> [Given task]: Below are records. Copy every line with "neuvědomují" in it.

> [Available data]:
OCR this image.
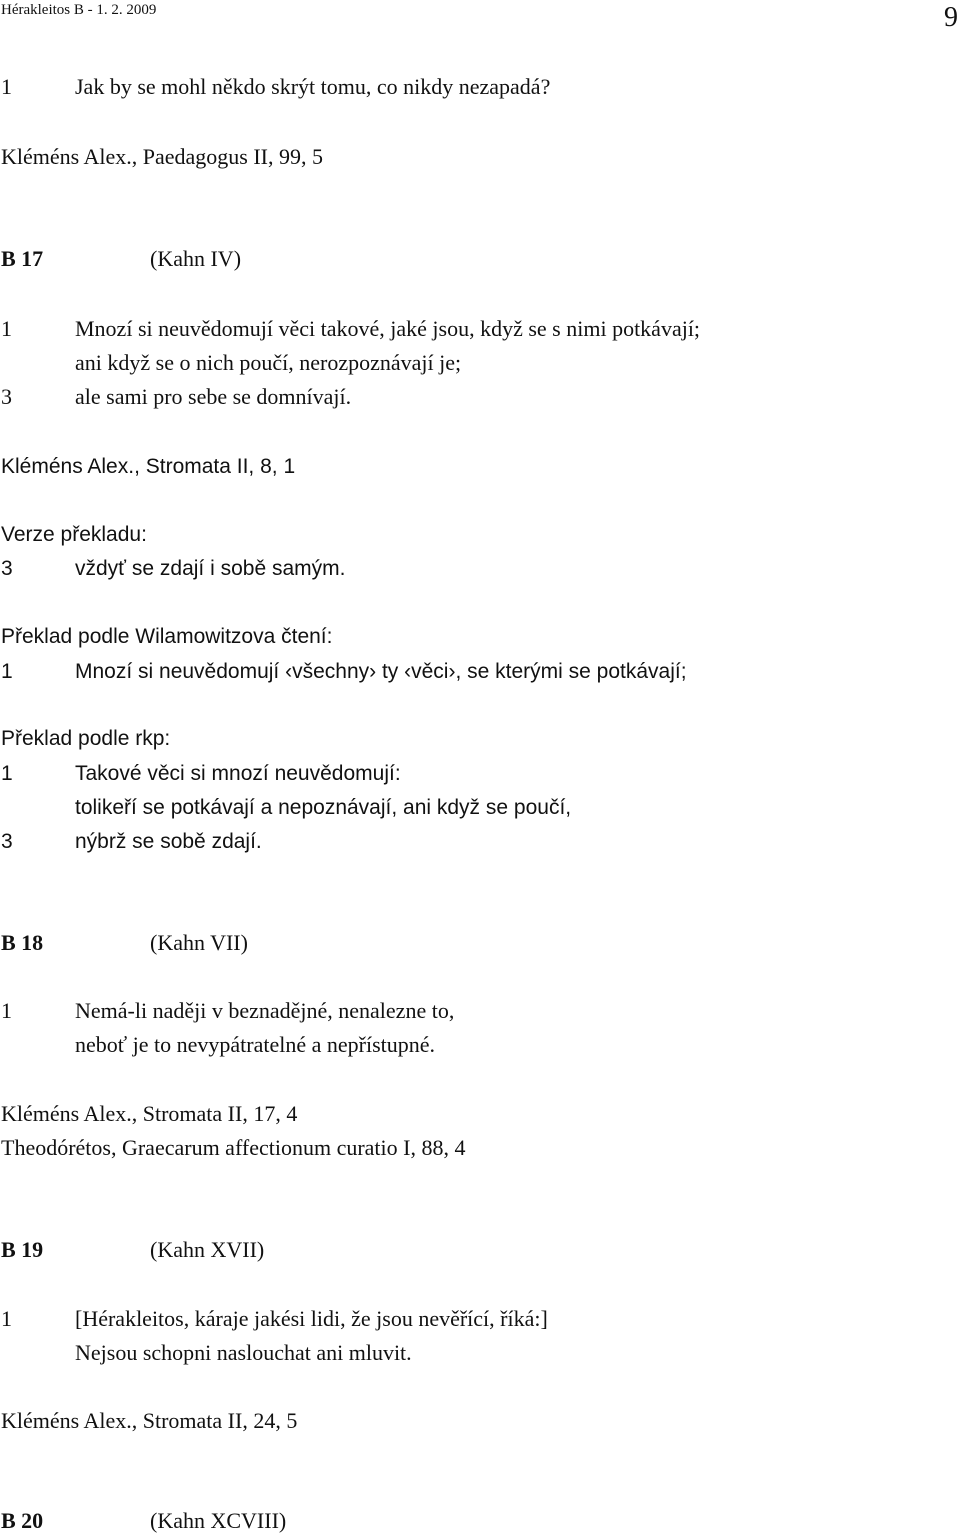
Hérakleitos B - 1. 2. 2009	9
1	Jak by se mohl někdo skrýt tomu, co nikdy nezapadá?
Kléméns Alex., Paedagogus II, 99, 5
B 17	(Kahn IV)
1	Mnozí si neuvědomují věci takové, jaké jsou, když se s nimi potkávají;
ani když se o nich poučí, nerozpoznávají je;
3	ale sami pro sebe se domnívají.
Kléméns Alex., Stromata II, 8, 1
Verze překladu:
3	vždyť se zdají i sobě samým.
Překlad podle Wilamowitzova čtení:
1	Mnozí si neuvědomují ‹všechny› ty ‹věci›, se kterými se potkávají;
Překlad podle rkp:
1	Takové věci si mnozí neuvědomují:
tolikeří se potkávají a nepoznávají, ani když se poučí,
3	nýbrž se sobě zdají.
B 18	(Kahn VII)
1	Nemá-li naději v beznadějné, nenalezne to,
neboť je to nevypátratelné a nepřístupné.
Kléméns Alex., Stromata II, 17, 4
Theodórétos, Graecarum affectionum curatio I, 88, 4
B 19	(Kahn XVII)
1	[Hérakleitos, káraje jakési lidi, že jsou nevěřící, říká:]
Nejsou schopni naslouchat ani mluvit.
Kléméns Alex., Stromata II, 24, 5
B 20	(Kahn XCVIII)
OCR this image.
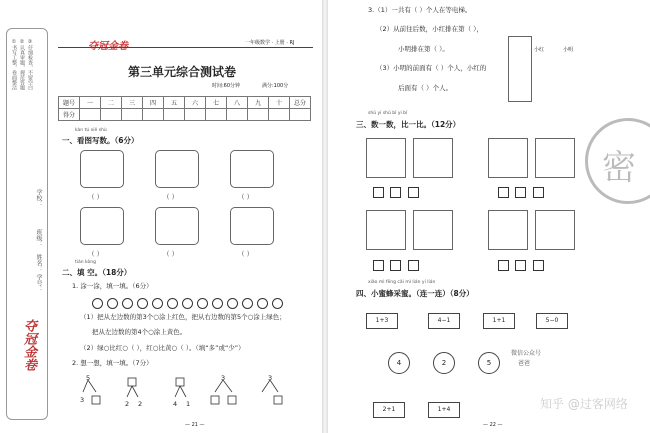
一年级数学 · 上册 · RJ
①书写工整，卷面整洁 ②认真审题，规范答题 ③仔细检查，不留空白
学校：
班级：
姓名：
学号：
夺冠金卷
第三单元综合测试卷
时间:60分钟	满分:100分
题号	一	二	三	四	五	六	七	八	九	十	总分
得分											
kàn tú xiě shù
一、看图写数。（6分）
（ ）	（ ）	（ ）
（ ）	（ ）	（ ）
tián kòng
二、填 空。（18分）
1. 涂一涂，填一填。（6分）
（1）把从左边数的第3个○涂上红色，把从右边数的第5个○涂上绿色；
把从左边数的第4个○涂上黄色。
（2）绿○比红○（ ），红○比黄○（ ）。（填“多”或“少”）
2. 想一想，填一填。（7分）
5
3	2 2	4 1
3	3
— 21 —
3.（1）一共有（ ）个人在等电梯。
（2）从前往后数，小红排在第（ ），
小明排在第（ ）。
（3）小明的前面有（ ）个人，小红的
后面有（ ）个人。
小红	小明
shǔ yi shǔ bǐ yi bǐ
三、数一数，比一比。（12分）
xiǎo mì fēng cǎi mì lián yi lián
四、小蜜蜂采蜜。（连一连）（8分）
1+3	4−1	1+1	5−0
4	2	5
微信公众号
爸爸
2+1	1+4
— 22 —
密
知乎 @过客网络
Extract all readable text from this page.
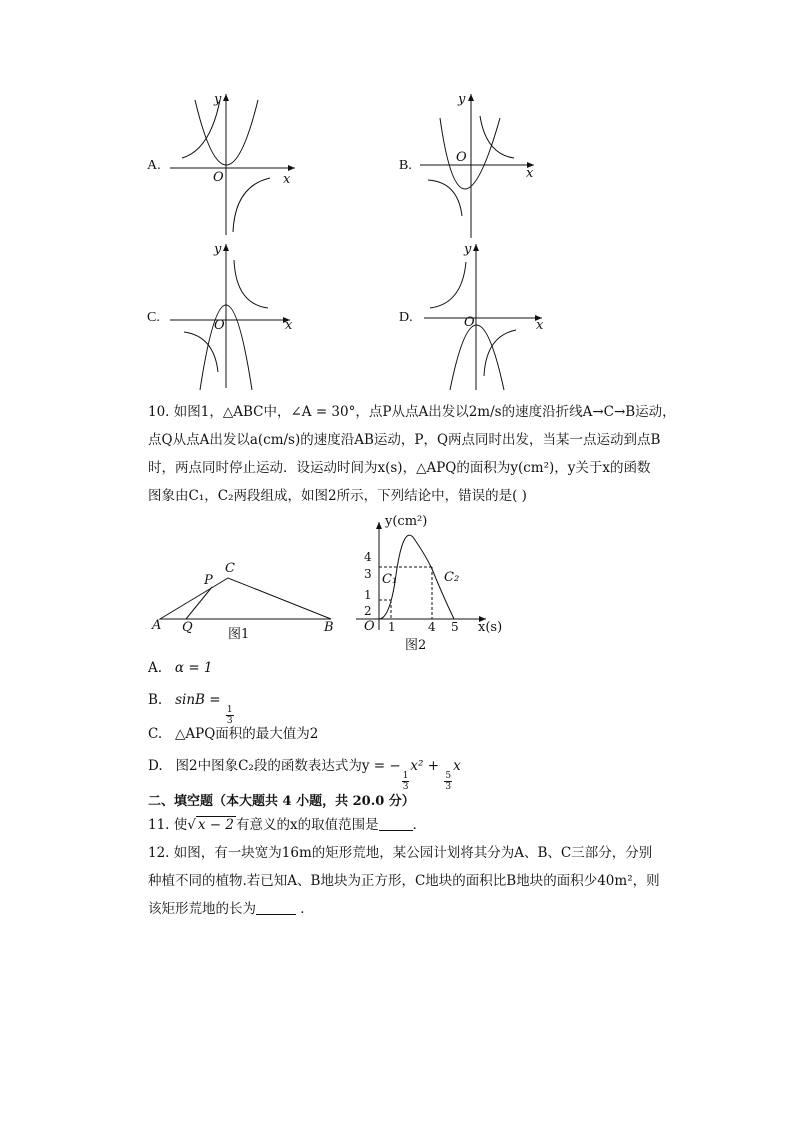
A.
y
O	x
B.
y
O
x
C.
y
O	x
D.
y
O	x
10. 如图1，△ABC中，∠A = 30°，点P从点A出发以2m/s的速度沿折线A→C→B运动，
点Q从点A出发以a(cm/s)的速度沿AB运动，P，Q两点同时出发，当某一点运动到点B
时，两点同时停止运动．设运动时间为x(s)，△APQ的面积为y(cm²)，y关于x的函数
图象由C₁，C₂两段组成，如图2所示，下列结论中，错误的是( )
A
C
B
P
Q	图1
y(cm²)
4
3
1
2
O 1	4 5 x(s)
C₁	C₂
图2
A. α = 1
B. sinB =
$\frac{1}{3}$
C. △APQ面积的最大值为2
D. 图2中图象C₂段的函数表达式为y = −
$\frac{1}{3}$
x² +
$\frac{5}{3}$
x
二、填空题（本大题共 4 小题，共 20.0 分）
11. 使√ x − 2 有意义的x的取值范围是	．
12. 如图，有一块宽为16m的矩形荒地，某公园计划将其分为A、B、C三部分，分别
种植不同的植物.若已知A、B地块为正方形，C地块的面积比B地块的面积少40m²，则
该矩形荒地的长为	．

--

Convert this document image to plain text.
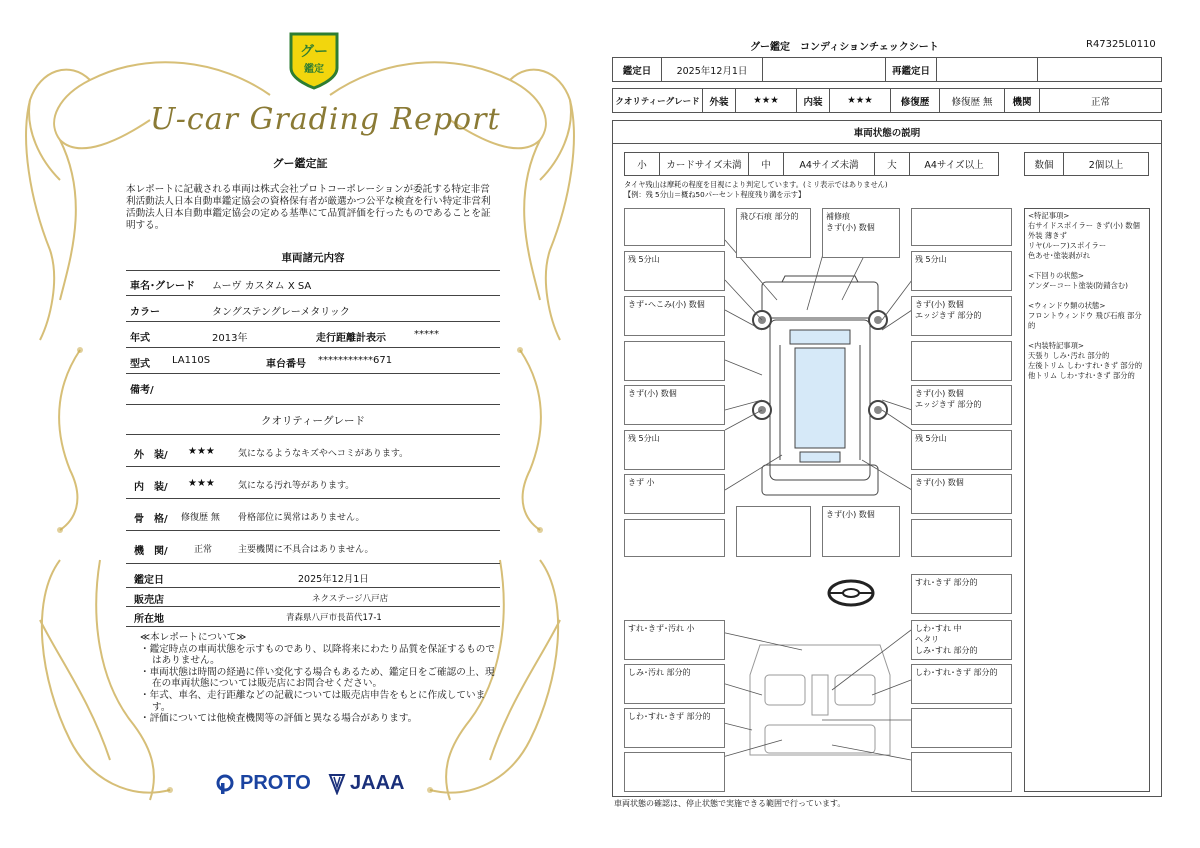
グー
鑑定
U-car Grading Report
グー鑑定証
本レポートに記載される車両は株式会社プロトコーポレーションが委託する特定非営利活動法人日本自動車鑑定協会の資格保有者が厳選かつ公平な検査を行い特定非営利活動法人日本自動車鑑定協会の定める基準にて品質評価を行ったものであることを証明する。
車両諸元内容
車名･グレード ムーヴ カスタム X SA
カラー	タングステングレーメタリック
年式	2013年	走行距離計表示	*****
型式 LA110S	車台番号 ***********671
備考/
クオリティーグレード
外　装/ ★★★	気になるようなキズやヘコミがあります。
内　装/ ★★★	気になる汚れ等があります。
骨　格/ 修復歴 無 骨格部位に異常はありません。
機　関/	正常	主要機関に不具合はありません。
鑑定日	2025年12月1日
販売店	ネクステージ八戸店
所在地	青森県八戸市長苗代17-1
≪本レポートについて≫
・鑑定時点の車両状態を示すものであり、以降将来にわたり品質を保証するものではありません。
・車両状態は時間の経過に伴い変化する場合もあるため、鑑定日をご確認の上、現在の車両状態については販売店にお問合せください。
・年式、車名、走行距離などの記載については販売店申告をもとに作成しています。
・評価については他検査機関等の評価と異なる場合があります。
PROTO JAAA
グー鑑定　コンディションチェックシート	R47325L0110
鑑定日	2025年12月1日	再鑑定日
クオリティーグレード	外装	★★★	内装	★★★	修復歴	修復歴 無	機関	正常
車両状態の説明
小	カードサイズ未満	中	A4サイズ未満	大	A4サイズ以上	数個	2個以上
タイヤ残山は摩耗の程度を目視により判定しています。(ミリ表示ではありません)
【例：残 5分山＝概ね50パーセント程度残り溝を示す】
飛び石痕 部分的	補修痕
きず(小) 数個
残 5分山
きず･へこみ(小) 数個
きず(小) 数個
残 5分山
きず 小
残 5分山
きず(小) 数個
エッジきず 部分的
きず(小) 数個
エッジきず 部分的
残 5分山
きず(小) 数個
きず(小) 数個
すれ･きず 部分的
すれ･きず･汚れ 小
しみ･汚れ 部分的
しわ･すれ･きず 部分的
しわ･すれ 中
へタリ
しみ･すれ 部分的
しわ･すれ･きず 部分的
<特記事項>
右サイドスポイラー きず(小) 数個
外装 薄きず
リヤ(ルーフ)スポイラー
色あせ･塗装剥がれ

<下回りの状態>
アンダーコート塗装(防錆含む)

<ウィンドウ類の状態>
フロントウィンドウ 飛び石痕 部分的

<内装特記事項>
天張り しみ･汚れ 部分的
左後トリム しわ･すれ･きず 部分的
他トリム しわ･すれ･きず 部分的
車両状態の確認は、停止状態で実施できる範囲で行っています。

> [Result of the exercise]:
1	Mnozí si neuvědomují věci takové, jaké jsou, když se s nimi potkávají;
1	Mnozí si neuvědomují ‹všechny› ty ‹věci›, se kterými se potkávají;
1	Takové věci si mnozí neuvědomují:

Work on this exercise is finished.